-- Set task --
Show every line of the records below that contains the word "screenshot".

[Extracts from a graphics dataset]
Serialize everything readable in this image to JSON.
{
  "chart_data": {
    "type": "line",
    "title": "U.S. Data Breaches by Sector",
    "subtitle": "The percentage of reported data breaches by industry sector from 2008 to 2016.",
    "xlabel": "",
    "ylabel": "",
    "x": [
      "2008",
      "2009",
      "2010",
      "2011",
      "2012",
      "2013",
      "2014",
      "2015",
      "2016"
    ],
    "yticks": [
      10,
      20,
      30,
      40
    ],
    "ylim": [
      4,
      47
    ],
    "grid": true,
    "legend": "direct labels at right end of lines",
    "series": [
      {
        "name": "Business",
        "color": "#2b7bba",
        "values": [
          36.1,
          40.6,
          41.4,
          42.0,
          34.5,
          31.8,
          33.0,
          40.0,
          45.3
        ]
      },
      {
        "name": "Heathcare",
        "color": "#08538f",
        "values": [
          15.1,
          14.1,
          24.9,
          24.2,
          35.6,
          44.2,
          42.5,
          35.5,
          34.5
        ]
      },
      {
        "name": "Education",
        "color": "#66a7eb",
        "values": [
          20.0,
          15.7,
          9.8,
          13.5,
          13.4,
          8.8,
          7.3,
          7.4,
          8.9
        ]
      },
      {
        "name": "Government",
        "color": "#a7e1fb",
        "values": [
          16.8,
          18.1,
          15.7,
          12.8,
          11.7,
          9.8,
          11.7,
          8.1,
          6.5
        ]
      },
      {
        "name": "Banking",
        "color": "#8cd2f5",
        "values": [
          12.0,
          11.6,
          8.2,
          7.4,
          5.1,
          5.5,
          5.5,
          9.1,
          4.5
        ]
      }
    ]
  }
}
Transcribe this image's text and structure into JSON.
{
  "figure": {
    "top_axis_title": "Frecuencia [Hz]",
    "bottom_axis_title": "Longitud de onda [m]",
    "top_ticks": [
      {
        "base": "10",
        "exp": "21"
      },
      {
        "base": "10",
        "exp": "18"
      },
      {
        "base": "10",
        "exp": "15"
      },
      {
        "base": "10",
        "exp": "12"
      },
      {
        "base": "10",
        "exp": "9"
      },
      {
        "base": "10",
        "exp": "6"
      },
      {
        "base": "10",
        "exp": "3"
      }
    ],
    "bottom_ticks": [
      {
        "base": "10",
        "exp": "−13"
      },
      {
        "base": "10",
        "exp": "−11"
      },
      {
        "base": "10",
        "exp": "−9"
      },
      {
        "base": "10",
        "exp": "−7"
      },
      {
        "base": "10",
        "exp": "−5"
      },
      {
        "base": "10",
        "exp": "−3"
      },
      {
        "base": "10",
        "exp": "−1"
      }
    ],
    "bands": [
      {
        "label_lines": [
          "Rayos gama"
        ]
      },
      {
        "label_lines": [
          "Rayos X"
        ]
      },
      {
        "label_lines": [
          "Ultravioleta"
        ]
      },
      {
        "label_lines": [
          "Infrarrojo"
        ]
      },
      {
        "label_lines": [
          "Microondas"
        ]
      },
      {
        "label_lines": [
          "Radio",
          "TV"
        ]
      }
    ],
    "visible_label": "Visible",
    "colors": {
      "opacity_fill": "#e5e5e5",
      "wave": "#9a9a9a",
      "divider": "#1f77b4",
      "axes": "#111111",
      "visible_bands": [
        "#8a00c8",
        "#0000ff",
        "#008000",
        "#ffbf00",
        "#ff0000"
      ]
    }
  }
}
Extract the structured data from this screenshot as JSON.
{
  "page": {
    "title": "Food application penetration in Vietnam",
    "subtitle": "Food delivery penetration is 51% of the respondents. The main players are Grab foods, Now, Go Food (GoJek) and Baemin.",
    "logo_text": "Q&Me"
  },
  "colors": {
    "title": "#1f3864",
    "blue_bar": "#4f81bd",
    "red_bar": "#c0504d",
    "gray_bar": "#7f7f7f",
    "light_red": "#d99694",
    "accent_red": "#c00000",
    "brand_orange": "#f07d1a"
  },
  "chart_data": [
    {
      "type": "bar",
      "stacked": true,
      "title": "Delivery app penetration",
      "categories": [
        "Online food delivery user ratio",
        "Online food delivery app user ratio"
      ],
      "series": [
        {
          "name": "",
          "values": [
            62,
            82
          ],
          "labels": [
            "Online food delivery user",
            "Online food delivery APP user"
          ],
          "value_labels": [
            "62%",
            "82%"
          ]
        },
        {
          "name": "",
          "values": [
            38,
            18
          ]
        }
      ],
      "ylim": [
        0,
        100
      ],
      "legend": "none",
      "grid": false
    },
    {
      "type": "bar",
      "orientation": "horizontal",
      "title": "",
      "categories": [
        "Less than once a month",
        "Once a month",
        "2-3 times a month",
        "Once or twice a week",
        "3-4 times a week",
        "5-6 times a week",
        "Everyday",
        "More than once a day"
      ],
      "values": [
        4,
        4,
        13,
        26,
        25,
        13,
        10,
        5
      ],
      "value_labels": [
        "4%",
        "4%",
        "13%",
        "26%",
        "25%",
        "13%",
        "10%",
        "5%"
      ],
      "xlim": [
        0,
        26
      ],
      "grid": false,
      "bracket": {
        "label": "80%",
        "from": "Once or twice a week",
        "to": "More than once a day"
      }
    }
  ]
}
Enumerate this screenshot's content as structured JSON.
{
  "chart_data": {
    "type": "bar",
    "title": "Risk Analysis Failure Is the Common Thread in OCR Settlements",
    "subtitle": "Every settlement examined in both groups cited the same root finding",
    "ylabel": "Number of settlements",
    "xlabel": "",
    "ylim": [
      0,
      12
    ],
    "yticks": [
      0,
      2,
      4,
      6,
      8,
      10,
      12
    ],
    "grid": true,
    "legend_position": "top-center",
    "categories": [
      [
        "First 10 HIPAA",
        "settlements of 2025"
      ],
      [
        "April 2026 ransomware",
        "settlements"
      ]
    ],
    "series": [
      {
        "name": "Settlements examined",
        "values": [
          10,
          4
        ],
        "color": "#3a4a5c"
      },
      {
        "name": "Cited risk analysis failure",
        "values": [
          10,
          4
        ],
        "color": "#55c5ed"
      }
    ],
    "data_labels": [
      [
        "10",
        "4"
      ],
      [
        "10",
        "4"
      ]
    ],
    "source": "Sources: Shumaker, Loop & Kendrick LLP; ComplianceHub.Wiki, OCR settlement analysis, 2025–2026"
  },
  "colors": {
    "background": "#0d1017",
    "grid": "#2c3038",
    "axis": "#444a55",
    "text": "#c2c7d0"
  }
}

-- Exercise response --
Extract the structured data from this screenshot as JSON.
Enumerate this screenshot's content as structured JSON.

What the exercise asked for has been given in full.